◆ DATA LISTING ◆
_ _ _

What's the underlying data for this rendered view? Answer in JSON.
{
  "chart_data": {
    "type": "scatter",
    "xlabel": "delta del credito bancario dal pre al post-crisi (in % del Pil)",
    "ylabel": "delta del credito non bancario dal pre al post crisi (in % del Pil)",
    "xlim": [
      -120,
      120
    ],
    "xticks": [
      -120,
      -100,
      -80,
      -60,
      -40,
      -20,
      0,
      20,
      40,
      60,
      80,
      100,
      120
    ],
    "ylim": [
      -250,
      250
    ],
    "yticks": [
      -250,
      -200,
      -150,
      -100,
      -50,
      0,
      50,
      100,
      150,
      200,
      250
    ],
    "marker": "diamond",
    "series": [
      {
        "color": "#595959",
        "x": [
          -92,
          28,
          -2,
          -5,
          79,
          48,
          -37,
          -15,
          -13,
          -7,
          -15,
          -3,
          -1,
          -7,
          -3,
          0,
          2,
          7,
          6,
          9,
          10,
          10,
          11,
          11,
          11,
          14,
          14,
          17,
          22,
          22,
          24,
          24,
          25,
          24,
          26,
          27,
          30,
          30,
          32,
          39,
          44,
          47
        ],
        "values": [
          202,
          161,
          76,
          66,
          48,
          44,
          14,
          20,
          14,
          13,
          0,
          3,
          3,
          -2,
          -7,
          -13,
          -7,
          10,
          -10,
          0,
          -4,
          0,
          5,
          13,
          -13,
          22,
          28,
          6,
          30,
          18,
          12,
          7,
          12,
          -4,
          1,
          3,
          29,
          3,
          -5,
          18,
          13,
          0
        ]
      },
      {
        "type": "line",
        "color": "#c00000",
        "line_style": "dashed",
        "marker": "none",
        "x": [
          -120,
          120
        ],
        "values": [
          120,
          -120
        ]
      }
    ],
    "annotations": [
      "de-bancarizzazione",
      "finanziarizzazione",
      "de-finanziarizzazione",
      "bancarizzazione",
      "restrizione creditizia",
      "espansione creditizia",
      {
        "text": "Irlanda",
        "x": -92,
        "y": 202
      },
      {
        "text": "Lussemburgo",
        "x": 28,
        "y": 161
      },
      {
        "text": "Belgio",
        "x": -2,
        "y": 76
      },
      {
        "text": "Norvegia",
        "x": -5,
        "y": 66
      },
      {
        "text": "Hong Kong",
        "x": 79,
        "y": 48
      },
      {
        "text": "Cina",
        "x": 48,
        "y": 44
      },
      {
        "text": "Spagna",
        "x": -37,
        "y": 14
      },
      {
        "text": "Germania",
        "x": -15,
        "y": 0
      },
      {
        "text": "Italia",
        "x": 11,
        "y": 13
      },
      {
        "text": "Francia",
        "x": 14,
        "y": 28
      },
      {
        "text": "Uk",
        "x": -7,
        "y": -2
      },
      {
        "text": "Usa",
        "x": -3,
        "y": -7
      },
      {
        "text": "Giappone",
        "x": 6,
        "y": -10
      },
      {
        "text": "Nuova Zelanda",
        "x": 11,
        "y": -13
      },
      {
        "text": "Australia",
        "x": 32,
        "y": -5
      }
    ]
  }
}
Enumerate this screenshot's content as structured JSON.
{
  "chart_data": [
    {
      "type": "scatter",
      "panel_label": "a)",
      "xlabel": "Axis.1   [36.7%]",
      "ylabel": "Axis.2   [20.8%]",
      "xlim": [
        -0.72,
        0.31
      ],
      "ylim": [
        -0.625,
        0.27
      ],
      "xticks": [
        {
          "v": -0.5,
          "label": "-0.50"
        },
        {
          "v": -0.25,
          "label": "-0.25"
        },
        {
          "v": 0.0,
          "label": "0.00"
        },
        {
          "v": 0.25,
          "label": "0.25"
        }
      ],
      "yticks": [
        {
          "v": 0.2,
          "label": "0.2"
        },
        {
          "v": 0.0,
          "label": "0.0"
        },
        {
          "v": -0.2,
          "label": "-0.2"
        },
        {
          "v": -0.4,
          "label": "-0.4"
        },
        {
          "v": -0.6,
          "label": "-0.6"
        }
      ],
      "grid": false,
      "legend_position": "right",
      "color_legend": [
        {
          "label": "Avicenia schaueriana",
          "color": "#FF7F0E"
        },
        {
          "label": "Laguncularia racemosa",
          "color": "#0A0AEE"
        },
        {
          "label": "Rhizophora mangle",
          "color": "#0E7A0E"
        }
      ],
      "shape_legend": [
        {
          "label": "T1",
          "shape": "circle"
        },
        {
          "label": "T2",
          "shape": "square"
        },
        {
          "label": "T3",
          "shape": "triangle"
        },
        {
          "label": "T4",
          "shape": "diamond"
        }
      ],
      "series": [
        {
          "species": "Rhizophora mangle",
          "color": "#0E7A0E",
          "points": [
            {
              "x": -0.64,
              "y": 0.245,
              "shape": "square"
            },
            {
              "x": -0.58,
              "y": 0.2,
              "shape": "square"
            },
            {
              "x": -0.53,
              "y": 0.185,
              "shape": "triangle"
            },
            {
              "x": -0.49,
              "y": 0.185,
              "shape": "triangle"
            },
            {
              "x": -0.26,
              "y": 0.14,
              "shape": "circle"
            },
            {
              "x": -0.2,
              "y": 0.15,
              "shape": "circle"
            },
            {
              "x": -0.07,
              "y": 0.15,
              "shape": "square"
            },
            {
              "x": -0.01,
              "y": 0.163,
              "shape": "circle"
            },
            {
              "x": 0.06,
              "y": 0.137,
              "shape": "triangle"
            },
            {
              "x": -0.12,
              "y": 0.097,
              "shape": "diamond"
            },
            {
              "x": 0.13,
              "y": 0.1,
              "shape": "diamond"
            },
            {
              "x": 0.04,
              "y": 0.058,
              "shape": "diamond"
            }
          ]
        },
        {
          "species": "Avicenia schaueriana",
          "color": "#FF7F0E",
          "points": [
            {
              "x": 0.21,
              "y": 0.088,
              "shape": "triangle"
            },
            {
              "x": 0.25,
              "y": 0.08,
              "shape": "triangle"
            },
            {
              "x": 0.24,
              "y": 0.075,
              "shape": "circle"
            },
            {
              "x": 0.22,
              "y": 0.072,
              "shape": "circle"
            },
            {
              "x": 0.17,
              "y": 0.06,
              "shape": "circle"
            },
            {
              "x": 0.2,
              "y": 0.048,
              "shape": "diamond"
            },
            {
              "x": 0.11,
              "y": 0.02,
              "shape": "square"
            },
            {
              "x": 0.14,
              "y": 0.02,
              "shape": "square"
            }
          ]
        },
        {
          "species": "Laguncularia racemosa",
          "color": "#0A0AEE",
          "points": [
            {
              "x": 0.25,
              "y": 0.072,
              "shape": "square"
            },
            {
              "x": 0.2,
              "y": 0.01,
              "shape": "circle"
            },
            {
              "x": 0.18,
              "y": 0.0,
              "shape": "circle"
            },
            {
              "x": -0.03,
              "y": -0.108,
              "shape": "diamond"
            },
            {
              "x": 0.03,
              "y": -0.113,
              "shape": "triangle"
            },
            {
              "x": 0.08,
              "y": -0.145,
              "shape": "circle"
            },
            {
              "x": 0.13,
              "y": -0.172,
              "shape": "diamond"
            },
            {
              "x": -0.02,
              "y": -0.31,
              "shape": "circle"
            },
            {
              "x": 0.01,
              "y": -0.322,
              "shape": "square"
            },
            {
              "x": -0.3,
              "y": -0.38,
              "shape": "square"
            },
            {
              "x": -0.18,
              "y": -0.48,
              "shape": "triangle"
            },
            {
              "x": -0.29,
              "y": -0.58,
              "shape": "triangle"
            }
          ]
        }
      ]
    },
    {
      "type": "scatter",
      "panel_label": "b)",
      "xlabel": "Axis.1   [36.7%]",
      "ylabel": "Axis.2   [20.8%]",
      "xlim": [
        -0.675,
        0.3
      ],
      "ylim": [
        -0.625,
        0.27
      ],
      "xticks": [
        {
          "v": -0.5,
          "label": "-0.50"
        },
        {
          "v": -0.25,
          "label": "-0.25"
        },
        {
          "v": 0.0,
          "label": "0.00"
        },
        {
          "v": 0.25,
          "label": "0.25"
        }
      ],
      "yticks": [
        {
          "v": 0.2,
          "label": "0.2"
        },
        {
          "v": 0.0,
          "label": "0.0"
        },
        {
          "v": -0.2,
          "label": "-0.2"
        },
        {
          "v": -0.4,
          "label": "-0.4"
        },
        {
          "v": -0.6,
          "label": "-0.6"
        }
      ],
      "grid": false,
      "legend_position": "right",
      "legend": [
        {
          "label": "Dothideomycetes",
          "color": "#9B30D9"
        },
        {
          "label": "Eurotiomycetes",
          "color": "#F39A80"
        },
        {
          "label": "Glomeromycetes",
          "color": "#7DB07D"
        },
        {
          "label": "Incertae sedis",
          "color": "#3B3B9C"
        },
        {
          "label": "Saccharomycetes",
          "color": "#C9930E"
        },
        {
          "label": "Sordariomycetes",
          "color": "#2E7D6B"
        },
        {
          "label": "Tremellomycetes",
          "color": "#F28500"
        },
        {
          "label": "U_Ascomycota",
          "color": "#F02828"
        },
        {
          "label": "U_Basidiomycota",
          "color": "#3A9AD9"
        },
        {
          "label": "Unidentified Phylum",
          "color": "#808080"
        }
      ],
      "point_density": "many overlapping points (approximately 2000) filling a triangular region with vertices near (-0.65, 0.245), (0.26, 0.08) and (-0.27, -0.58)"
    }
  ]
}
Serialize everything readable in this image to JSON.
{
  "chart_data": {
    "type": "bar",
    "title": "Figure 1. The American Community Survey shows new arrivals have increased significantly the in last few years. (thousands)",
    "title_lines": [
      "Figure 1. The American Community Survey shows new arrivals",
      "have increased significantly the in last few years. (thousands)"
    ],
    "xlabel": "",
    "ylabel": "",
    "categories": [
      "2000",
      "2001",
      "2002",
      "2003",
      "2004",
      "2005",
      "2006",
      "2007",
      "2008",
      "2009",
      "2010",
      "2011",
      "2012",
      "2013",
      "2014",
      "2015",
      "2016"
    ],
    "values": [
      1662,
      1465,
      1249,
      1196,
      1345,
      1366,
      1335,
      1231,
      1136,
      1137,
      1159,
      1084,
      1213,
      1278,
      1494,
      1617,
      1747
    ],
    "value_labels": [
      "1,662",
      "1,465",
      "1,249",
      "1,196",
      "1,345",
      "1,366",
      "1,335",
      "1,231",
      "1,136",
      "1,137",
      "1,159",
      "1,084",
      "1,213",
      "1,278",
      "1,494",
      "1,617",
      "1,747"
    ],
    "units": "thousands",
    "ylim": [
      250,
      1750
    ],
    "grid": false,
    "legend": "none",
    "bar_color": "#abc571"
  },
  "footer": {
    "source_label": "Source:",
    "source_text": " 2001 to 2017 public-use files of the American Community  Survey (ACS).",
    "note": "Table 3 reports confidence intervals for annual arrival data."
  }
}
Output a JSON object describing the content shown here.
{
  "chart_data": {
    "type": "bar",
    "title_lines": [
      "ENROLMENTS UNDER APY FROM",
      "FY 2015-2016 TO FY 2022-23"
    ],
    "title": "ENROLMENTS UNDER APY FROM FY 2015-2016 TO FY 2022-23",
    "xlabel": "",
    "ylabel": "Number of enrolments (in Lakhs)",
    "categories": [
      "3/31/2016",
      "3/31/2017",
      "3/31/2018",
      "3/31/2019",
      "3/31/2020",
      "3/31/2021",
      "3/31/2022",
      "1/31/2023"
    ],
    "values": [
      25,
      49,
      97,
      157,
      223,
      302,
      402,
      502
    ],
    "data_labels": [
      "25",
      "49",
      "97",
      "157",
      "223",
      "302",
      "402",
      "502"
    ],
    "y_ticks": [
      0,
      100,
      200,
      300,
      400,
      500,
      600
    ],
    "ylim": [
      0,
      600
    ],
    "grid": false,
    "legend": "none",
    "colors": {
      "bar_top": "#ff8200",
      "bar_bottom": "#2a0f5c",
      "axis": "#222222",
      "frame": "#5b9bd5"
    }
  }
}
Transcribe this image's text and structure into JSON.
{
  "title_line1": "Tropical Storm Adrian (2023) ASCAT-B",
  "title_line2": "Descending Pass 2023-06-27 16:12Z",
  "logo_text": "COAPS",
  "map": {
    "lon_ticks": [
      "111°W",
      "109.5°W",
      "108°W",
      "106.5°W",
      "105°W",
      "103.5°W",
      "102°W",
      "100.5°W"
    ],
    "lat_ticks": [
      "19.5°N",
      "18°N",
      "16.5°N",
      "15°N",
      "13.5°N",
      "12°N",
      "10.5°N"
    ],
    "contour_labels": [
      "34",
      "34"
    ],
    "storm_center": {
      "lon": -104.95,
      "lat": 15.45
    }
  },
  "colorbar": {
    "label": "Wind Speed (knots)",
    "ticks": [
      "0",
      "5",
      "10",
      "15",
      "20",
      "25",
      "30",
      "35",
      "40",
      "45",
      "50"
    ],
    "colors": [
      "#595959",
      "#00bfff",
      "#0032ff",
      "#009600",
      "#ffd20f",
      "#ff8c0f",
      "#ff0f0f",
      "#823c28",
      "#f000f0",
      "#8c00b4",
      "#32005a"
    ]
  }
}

_ _ _

◆ EXERCISE DETAILS ◆
Working from the listing above, pick out every line that has "years" and copy it.

◆ COMPLETED EXERCISE ◆
    "title": "Figure 1. The American Community Survey shows new arrivals have increased significantly the in last few years. (thousands)",
      "have increased significantly the in last few years. (thousands)"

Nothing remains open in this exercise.